▸ Material provided:
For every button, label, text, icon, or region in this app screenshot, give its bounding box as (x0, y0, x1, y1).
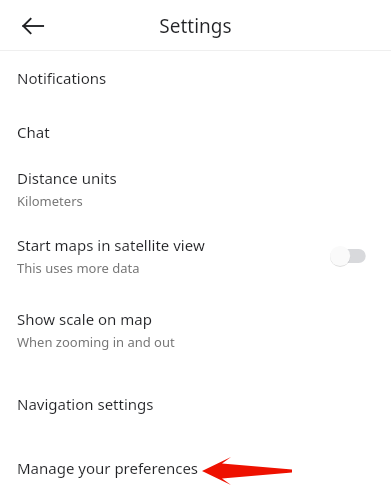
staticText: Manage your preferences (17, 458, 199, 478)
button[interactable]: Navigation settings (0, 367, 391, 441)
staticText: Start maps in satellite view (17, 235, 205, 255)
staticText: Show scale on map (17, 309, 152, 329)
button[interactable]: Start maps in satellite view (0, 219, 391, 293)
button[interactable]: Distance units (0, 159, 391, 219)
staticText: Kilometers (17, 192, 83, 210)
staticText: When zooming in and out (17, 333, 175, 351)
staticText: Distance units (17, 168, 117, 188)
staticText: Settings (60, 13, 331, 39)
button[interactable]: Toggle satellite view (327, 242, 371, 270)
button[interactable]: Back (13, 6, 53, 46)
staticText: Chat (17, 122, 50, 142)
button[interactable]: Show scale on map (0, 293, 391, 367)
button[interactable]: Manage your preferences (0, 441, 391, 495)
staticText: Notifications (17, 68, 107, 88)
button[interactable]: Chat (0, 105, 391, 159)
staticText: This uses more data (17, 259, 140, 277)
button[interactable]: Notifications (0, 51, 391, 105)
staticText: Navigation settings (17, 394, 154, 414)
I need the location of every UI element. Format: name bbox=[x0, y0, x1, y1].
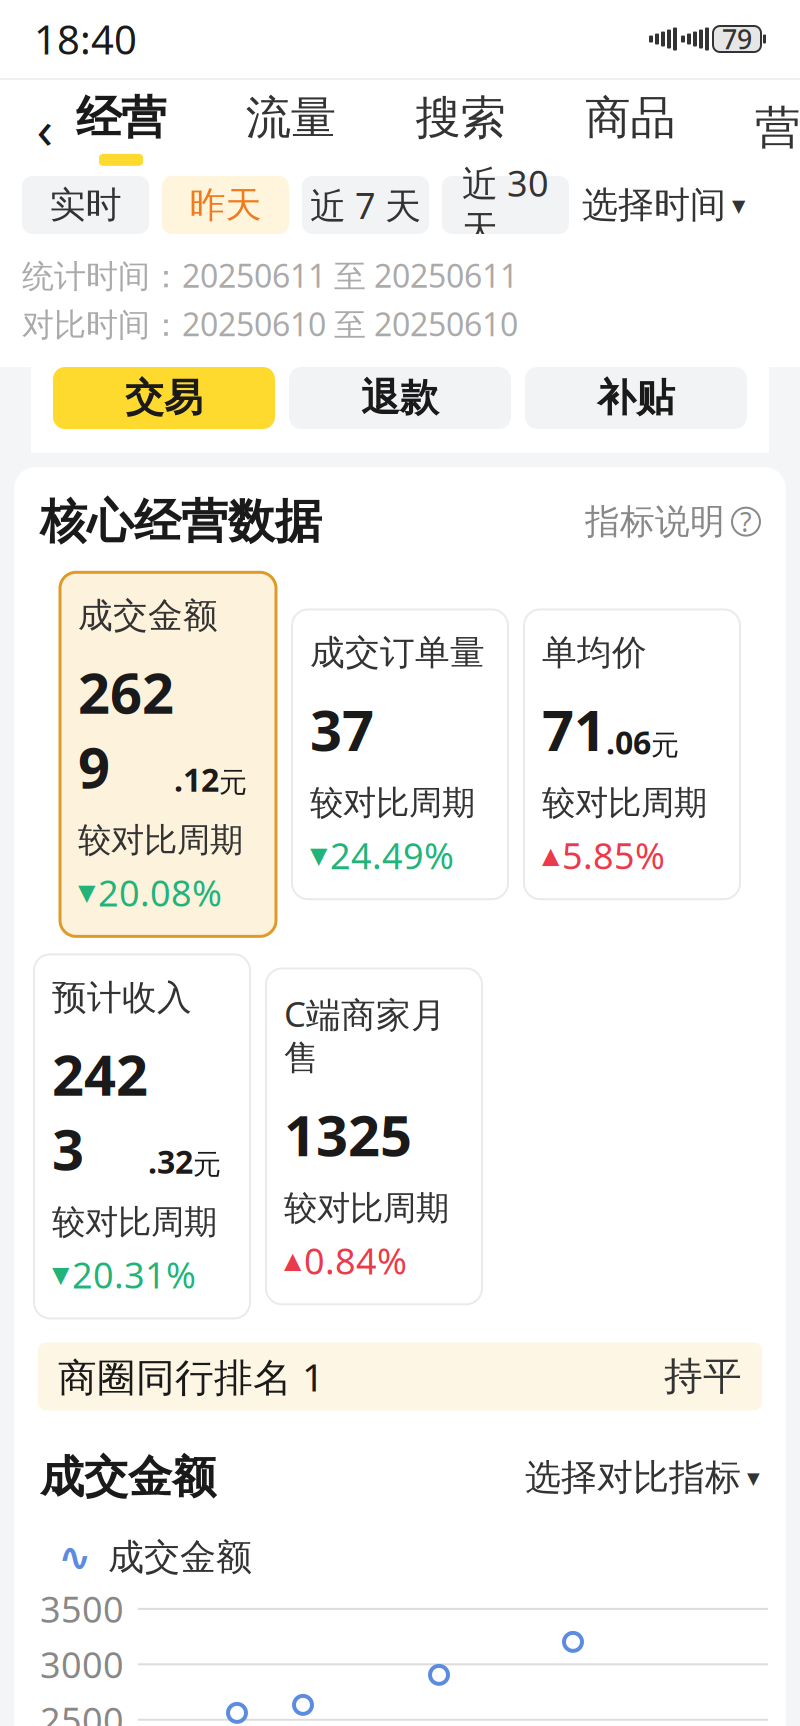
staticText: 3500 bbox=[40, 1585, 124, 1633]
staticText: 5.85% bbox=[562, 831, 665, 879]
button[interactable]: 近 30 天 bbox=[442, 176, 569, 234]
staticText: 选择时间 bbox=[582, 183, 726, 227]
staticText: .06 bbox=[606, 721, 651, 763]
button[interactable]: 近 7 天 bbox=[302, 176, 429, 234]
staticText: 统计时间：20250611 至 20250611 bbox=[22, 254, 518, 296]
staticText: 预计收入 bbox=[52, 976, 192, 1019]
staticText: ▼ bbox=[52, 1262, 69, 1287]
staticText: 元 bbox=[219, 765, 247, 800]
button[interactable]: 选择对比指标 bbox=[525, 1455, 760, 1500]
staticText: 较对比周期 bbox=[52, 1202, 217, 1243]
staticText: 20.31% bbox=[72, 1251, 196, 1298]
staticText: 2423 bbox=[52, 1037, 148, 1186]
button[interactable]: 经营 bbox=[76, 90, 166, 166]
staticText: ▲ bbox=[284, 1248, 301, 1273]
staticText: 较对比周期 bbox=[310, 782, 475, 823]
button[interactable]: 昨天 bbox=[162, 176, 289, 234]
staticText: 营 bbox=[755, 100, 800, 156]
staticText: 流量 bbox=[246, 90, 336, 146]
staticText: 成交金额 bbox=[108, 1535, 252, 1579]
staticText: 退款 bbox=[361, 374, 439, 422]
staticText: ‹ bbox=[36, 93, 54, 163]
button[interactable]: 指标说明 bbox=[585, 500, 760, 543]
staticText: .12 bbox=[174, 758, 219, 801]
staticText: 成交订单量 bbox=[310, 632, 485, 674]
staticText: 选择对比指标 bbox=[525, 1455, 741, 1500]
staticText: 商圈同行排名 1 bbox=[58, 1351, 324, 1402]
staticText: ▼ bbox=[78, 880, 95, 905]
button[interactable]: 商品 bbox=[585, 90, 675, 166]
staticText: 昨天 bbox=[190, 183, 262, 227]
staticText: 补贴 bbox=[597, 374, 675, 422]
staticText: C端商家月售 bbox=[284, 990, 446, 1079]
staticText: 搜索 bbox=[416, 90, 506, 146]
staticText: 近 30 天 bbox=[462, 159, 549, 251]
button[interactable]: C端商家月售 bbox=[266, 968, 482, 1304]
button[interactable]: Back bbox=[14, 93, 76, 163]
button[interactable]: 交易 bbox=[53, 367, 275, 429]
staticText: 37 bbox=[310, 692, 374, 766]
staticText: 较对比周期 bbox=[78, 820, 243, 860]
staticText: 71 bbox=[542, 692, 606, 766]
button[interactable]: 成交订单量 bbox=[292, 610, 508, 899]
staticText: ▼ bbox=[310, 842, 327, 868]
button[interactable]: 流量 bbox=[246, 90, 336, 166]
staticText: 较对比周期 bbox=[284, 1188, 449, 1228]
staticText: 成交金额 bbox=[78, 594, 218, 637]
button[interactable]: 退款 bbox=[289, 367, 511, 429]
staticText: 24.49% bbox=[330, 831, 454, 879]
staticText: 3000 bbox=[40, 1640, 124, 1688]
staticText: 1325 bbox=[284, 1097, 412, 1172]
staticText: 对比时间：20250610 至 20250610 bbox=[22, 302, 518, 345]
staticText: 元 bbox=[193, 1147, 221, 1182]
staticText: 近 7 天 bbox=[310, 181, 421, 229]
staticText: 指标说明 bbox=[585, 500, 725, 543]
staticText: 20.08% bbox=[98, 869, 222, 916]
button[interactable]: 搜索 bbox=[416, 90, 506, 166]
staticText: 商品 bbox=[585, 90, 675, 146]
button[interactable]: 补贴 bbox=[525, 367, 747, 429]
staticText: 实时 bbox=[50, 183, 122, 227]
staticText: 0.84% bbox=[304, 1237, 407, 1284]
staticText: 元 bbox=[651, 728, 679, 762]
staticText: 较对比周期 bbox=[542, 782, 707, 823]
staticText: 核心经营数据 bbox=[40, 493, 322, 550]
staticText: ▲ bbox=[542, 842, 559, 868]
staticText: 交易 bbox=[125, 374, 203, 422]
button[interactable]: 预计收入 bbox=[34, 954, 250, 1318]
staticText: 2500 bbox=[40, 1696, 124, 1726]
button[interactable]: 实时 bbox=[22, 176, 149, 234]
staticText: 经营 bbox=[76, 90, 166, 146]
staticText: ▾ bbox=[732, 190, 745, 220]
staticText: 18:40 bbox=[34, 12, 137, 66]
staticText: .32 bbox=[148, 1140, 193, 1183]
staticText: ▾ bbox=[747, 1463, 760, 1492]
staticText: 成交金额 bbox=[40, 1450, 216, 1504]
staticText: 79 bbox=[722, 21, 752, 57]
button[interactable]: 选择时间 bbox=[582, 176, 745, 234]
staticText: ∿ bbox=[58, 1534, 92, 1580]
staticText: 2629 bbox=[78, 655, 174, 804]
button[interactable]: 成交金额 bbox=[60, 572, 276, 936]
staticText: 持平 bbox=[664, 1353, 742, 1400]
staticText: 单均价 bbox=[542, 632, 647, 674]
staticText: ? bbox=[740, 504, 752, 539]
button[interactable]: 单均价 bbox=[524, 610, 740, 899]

--

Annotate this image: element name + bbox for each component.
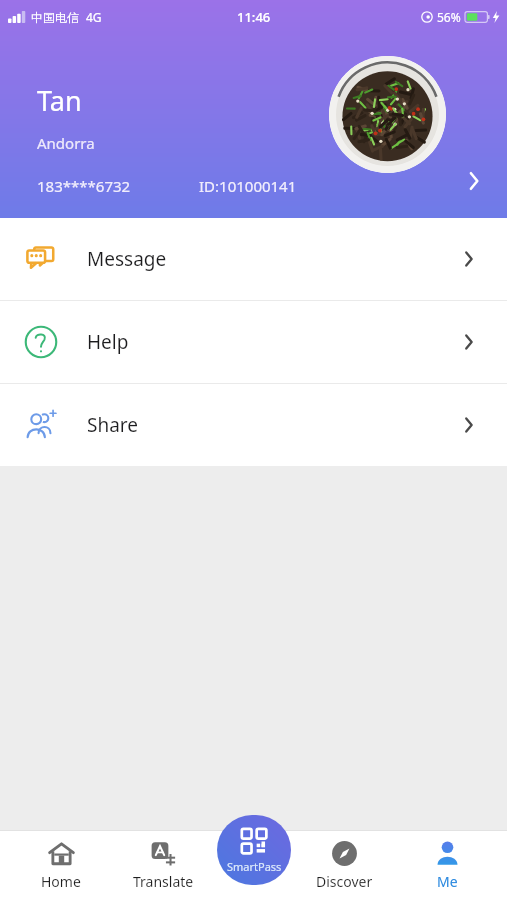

...

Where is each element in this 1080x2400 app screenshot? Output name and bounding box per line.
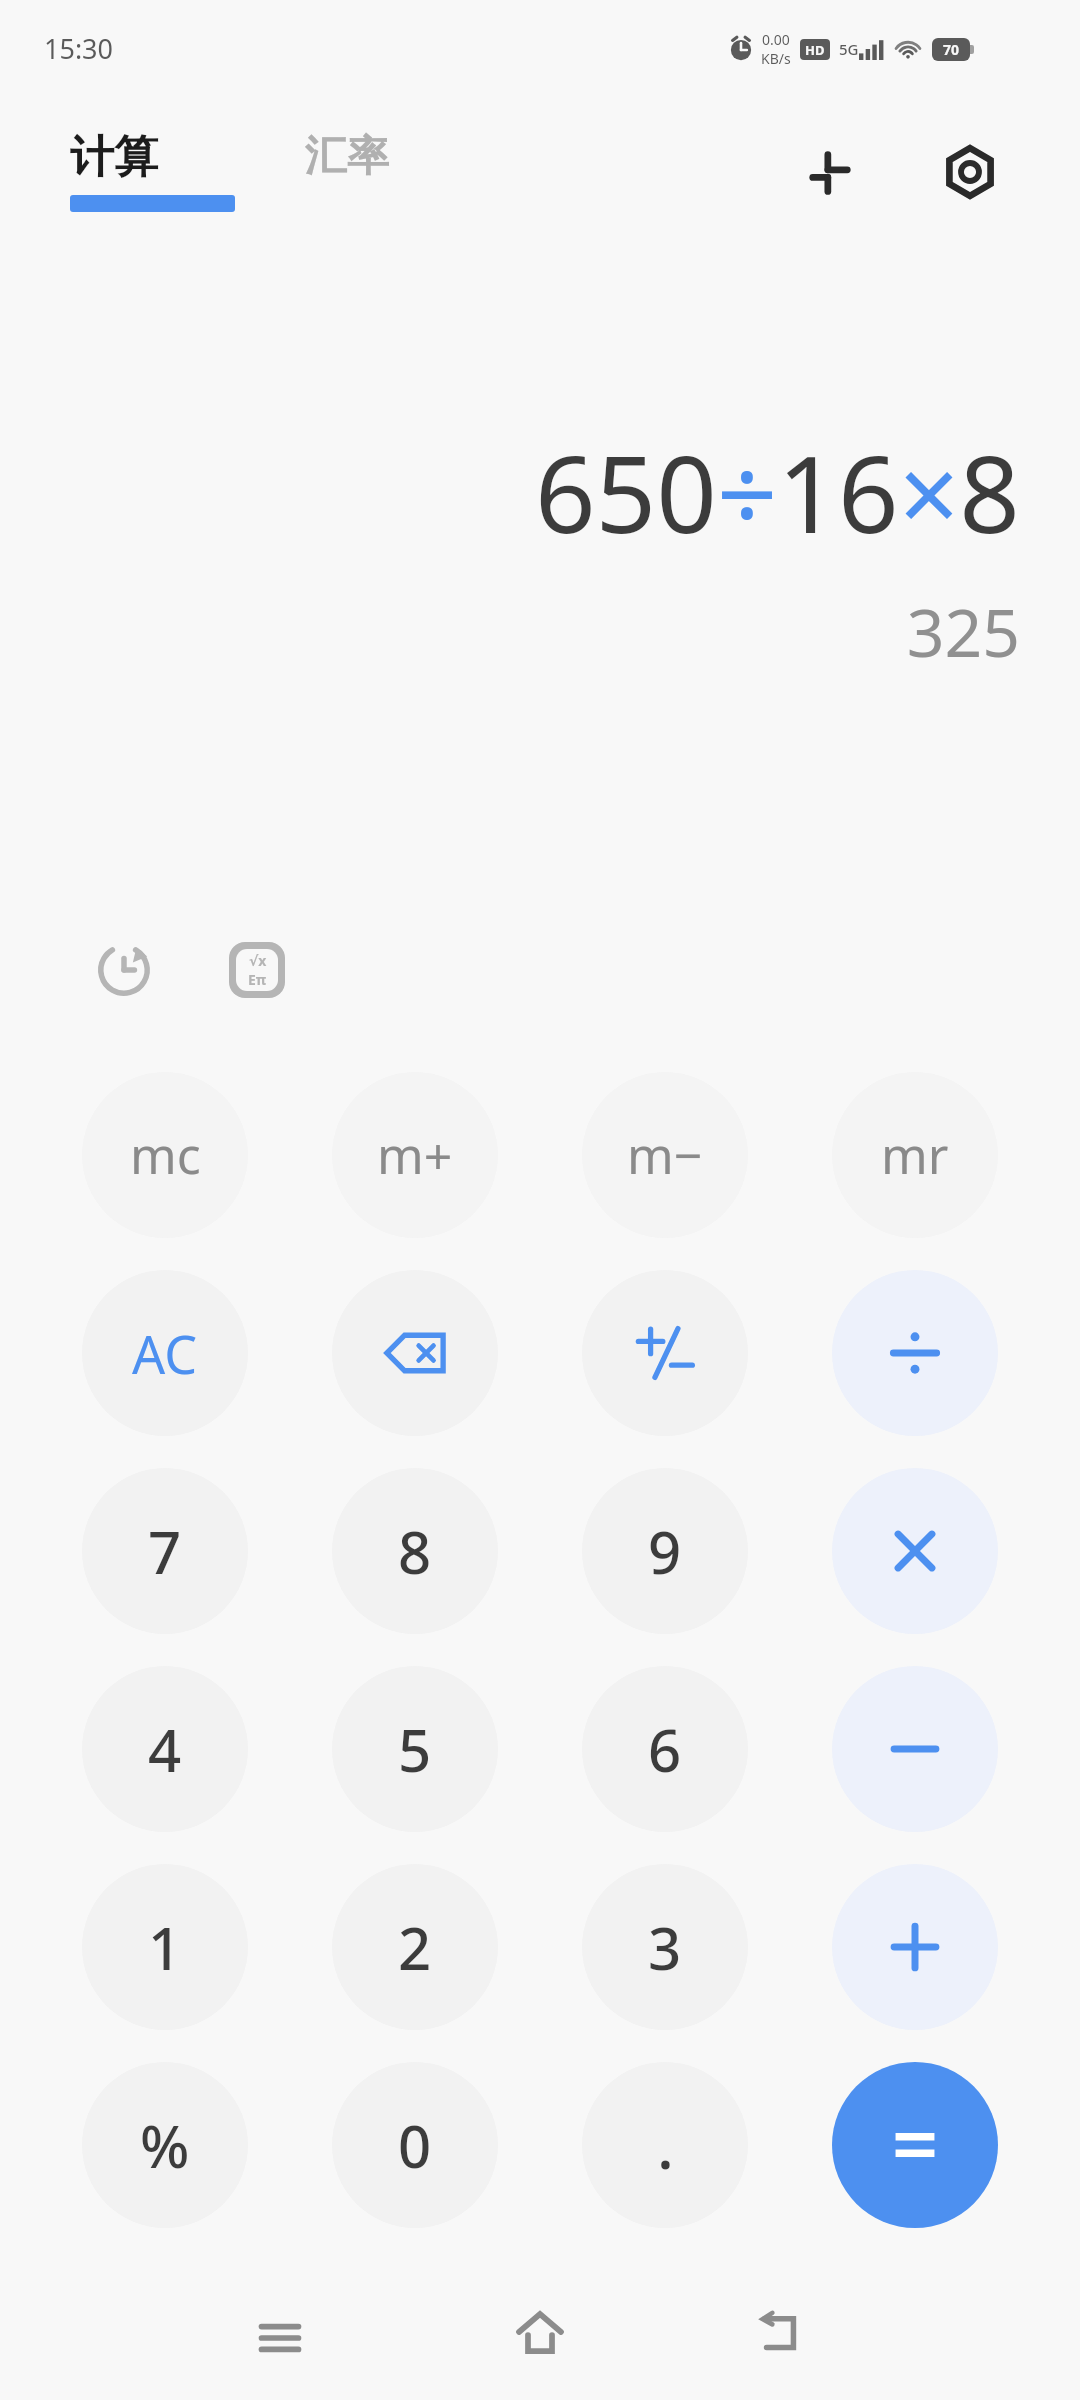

▸ Stated goal: Rewrite the records between the lines holding "For every button, label, text, icon, or" and "staticText: Kilometers (17, 192, 83, 210)", inclusive, with "satellite view" changed to "aerial view" and everything else left as it is. Leave the pictures out of your answer.

▸ Response for this exercise:
For every button, label, text, icon, or region in this app screenshot, give its bounding box as (x0, y0, x1, y1).
staticText: Manage your preferences (17, 458, 199, 478)
button[interactable]: Navigation settings (0, 367, 391, 441)
staticText: Start maps in aerial view (17, 235, 205, 255)
staticText: Show scale on map (17, 309, 152, 329)
button[interactable]: Start maps in aerial view (0, 219, 391, 293)
button[interactable]: Distance units (0, 159, 391, 219)
staticText: Kilometers (17, 192, 83, 210)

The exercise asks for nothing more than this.